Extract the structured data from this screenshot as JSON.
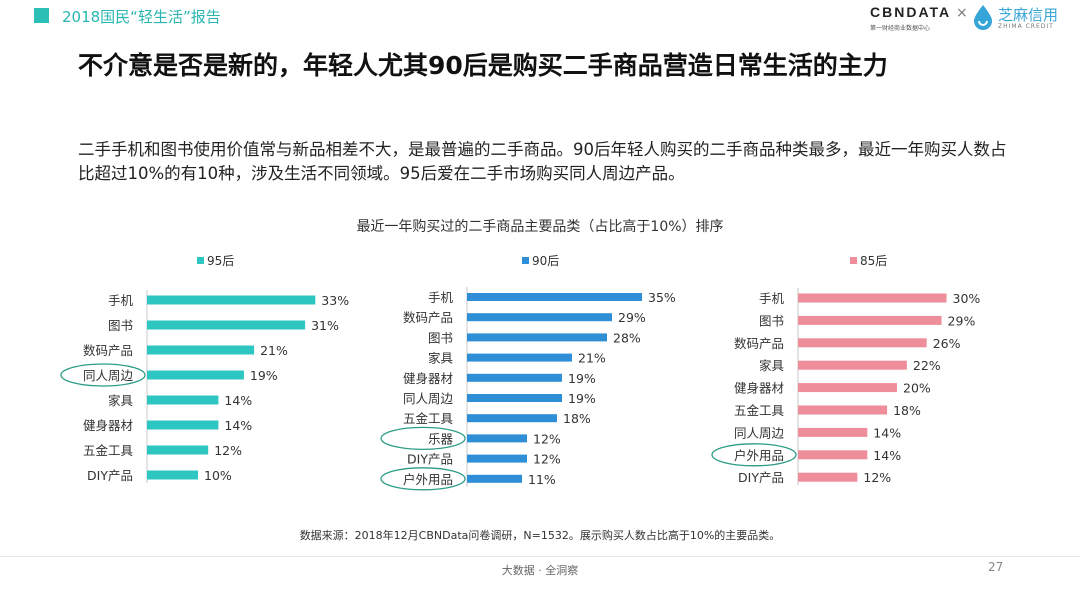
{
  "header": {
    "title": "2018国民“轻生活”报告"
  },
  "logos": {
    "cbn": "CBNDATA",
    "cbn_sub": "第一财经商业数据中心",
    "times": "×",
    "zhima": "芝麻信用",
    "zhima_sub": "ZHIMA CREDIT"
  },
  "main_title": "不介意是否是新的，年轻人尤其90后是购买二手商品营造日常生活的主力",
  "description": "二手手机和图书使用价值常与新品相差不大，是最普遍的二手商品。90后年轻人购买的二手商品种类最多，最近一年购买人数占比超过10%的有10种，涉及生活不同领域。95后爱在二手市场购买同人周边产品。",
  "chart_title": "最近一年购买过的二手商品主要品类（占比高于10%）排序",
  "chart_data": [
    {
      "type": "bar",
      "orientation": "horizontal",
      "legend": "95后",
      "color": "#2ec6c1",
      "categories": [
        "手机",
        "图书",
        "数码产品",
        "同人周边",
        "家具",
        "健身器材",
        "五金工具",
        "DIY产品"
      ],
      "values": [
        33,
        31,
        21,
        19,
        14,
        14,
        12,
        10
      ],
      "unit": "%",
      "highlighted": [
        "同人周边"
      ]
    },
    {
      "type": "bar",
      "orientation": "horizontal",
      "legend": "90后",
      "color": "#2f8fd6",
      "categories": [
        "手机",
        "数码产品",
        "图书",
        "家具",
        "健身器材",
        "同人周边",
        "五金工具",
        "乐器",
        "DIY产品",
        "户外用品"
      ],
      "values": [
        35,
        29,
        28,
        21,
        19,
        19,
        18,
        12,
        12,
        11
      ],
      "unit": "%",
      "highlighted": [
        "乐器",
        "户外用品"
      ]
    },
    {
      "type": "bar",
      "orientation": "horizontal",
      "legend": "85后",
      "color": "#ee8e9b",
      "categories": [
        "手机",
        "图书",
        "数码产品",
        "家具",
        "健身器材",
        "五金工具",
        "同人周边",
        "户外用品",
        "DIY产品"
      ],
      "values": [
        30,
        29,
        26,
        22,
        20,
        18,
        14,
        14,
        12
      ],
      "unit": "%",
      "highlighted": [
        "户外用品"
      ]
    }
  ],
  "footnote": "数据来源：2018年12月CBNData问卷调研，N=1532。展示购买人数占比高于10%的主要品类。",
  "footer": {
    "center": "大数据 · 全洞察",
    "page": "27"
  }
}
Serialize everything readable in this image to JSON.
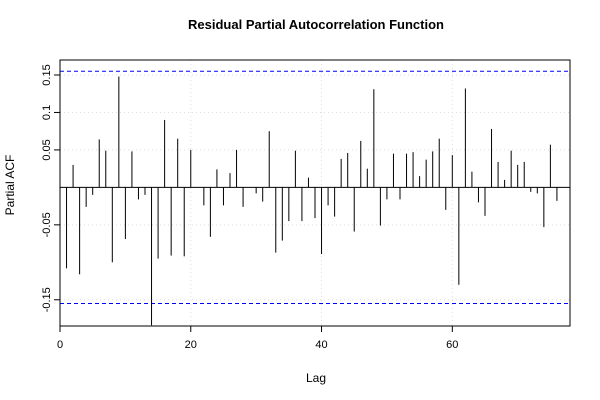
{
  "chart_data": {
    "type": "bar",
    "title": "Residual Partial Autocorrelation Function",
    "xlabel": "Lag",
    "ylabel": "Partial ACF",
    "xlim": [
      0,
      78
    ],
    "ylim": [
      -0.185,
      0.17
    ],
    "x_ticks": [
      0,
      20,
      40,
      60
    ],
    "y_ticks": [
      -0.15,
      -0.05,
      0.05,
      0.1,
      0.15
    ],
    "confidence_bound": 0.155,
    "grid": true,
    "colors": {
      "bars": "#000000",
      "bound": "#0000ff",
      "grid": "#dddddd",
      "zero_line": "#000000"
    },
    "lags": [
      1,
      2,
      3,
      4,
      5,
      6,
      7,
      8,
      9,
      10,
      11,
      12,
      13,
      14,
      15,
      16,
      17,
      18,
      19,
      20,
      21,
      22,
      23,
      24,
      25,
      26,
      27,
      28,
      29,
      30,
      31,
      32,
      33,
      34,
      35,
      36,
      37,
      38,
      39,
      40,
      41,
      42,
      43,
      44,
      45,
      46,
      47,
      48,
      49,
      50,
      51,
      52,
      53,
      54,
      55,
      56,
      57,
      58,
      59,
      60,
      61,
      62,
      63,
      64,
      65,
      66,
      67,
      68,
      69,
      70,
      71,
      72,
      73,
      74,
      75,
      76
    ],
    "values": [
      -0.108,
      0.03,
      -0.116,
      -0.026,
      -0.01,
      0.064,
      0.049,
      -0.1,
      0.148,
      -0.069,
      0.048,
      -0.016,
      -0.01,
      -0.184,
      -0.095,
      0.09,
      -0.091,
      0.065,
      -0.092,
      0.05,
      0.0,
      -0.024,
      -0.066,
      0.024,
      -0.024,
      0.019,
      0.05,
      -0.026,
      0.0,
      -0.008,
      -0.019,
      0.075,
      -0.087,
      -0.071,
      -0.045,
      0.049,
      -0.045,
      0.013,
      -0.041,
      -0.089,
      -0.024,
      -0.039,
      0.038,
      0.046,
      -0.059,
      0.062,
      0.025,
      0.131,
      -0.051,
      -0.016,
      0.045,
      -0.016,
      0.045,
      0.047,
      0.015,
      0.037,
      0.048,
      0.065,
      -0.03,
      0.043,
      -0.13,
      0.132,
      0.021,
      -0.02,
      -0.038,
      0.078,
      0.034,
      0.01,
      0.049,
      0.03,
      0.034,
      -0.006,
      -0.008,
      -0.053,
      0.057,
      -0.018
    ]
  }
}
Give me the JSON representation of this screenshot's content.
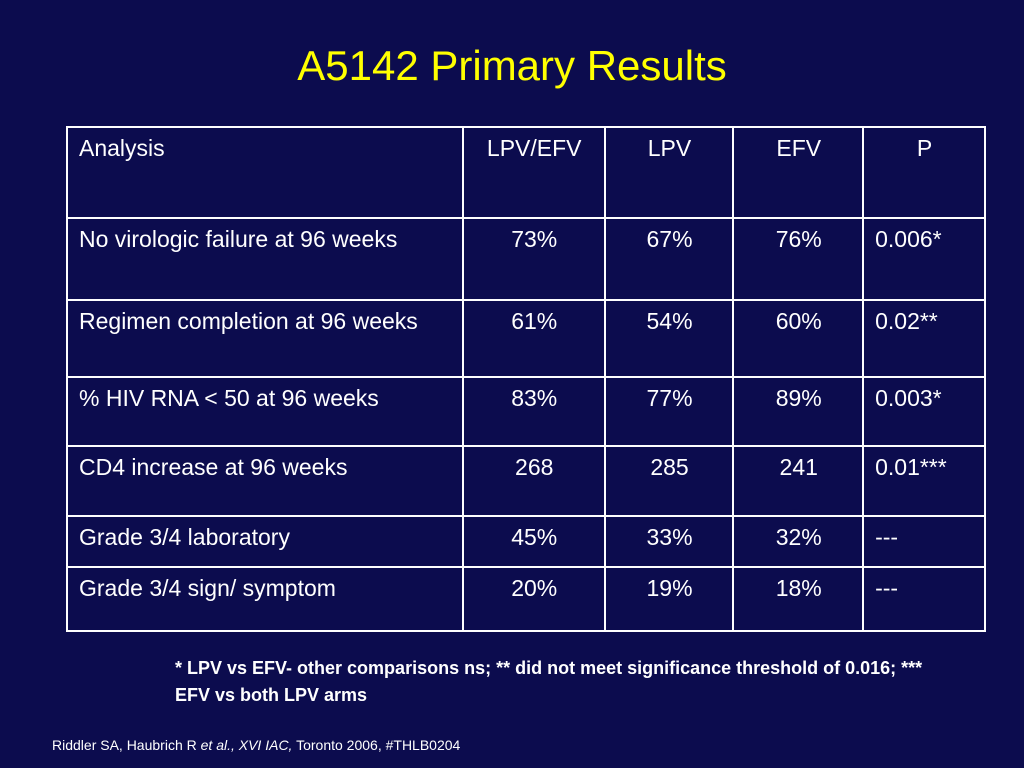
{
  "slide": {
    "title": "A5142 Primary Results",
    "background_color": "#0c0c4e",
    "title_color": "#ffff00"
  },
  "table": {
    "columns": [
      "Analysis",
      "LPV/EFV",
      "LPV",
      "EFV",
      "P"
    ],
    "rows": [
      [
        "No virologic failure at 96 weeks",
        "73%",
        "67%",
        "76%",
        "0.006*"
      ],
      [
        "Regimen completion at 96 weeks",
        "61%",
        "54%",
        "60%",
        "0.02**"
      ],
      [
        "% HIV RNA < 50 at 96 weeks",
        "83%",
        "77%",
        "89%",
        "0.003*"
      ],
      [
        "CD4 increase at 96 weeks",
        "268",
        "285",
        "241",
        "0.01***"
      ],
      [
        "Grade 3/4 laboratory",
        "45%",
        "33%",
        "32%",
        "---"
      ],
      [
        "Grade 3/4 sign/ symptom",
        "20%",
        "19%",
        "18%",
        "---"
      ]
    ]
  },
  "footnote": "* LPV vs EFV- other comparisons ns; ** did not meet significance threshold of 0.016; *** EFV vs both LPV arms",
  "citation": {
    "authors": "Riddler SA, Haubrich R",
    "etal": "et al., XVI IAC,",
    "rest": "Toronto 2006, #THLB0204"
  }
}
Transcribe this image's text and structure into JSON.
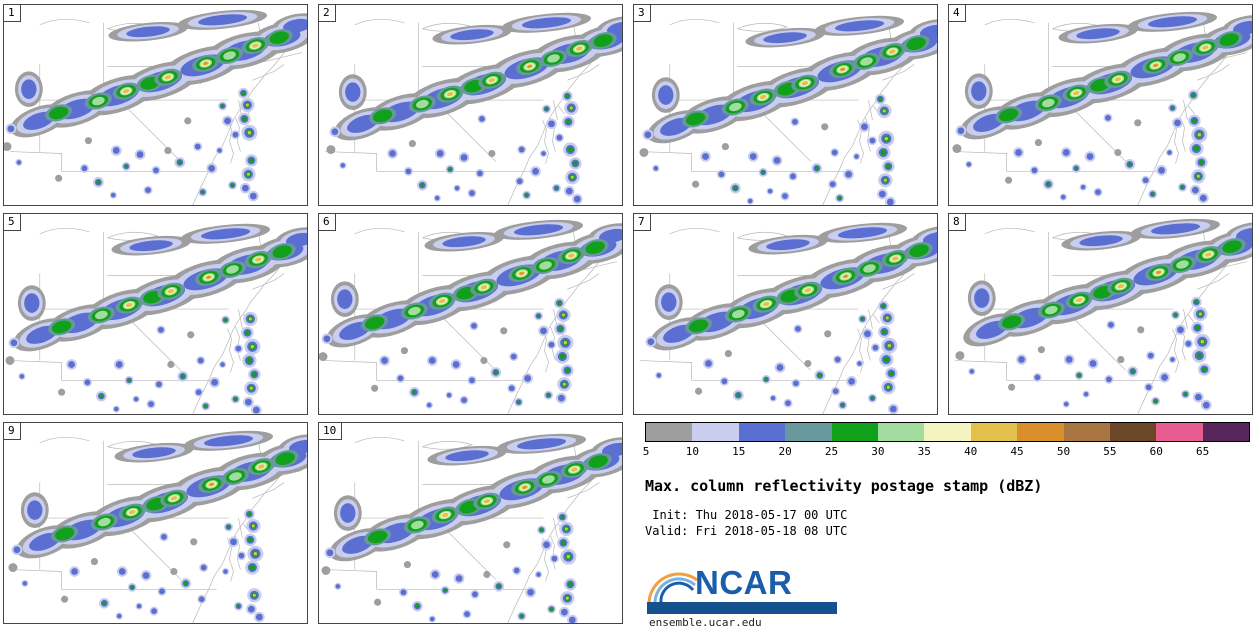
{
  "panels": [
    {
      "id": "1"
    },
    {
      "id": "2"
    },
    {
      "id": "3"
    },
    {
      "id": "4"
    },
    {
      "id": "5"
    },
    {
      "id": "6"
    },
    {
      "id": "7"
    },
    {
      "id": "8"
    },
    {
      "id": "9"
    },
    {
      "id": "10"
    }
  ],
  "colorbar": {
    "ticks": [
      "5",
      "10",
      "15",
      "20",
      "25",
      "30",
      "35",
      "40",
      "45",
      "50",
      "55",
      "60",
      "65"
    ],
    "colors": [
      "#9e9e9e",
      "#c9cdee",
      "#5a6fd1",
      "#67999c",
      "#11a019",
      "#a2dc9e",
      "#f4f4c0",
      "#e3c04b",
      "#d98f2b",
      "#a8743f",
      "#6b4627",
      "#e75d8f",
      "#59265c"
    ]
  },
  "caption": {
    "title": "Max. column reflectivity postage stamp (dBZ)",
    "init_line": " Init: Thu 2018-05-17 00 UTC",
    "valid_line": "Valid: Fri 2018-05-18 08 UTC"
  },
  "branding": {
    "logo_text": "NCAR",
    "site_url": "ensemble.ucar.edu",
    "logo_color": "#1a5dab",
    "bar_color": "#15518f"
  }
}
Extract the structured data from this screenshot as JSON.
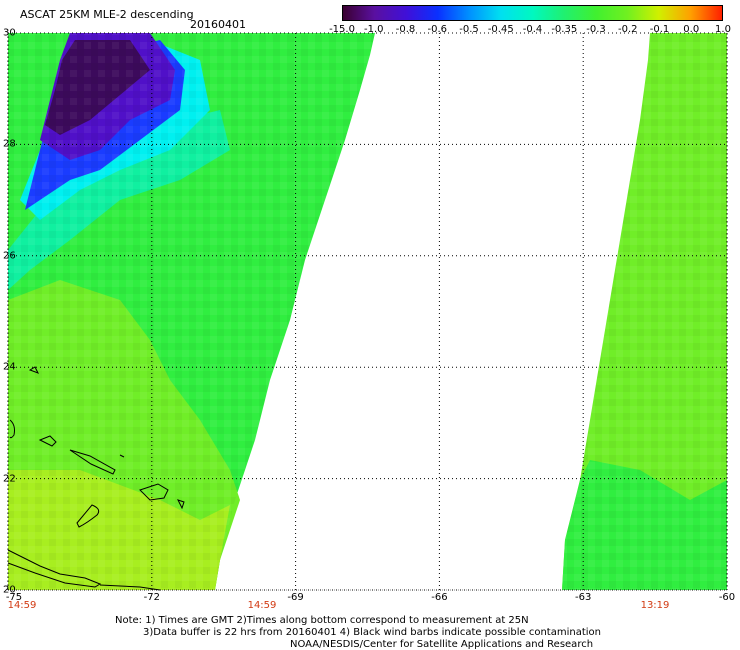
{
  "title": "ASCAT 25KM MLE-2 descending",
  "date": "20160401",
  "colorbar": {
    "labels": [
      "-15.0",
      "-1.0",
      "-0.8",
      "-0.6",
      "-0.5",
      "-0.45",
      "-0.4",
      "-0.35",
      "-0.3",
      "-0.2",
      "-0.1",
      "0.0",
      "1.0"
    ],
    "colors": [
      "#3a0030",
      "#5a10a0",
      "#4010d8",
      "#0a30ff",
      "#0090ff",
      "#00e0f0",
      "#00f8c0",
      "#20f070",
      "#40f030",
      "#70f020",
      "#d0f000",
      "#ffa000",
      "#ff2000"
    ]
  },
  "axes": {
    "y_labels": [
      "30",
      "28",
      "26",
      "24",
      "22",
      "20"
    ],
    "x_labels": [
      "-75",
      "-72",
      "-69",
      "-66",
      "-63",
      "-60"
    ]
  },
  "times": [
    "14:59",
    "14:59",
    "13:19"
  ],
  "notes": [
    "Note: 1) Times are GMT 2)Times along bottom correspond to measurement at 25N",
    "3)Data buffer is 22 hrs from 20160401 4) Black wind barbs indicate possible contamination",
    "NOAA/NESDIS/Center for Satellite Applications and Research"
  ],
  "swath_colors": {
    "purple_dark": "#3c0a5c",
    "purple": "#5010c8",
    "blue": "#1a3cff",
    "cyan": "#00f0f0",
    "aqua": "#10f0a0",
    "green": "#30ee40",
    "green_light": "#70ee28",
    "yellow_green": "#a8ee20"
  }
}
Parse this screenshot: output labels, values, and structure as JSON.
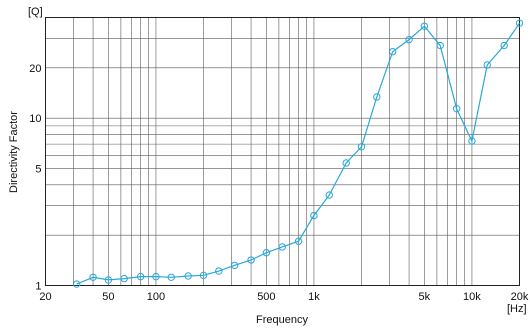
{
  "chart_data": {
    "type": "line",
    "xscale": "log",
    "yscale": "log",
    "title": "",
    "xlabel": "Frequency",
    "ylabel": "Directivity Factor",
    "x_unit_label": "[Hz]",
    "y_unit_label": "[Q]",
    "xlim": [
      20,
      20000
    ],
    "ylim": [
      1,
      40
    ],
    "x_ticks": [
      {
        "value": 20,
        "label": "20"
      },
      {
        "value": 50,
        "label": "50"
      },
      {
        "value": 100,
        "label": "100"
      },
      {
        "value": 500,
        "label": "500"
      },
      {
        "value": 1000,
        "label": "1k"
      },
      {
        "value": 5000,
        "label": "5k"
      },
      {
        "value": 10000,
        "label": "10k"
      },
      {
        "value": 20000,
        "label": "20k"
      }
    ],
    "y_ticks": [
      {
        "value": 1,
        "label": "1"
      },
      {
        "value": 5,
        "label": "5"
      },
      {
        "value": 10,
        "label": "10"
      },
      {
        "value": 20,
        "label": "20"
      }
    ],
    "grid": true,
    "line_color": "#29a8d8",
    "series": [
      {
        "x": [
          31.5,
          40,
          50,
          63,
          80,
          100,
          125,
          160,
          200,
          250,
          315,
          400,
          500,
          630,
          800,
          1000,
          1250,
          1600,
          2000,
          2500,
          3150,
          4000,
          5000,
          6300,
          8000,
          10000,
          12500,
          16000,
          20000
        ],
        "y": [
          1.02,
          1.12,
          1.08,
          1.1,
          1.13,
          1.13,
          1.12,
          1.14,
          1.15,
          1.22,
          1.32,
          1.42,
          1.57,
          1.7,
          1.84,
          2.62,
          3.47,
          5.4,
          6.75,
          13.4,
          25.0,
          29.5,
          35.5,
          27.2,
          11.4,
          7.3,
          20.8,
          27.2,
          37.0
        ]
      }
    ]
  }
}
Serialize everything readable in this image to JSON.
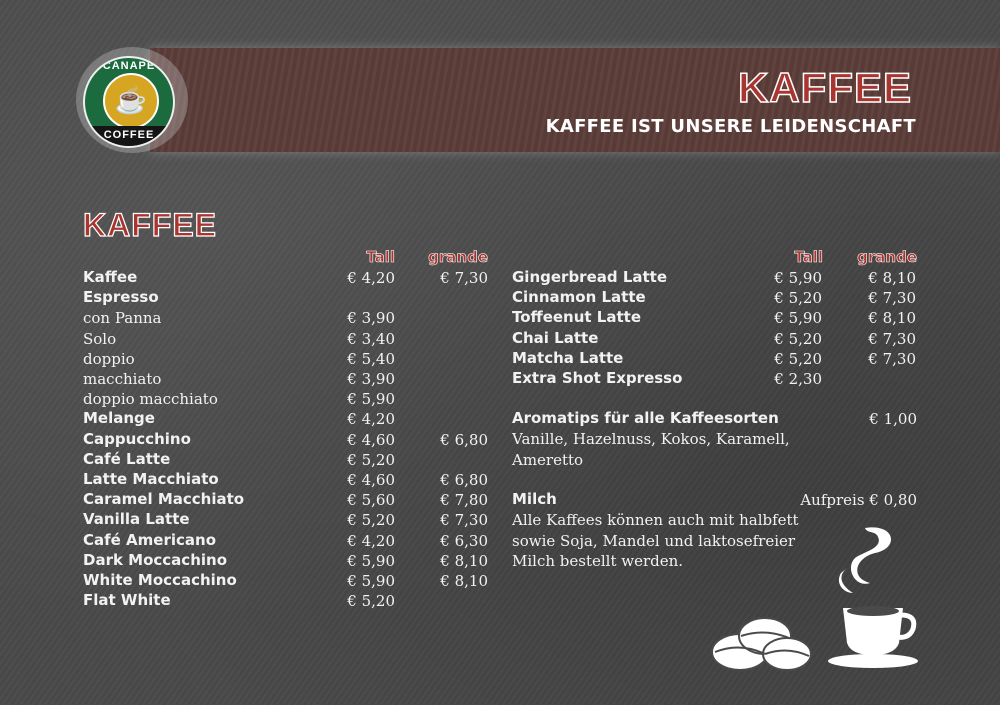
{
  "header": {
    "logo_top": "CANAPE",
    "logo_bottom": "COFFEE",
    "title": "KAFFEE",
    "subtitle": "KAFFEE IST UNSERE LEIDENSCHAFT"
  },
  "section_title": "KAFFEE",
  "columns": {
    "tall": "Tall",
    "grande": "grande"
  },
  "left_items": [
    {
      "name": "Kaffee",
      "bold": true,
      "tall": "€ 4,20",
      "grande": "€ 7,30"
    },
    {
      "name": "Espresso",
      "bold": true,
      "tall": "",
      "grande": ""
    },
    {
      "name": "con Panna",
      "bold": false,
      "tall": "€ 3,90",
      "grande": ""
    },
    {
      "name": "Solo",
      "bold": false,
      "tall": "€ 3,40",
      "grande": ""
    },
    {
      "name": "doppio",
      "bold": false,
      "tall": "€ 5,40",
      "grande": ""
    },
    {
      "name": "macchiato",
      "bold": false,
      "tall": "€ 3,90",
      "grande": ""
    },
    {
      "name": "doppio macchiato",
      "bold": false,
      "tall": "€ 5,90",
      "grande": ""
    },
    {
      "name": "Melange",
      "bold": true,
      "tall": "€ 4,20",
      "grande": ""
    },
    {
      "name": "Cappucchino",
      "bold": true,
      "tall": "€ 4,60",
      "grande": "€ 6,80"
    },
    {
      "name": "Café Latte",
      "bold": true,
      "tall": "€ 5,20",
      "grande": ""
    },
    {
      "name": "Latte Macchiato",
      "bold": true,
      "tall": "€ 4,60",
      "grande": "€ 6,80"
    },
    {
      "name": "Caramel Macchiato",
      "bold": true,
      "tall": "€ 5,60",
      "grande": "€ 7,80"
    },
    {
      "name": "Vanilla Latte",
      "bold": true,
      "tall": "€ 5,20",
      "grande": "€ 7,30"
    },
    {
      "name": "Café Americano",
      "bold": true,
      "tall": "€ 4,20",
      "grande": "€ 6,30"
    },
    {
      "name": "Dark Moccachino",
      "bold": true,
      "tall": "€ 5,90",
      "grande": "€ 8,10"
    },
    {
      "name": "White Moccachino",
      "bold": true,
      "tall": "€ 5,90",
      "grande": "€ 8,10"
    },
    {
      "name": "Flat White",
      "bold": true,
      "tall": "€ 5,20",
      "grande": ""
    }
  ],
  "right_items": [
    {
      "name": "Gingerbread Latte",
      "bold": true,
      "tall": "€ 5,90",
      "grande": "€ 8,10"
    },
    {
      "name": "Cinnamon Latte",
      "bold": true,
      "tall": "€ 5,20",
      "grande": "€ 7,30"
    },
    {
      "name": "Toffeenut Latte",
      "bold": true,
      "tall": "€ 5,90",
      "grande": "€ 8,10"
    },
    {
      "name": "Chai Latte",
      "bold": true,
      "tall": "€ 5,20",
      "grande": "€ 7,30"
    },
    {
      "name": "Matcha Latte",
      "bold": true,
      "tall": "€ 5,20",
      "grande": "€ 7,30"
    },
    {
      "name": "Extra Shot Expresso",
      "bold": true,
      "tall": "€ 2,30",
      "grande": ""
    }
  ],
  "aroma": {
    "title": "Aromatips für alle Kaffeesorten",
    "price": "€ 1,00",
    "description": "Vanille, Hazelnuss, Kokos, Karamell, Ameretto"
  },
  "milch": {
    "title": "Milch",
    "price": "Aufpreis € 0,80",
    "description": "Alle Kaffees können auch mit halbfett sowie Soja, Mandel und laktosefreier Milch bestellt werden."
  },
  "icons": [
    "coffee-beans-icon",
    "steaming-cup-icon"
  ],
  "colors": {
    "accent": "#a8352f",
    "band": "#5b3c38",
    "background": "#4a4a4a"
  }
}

WHAT THE TASK ASKS
Where a line of the material above holds the string "Café", copy that line.

TASK SOLUTION
      "name": "Café Latte",
      "name": "Café Americano",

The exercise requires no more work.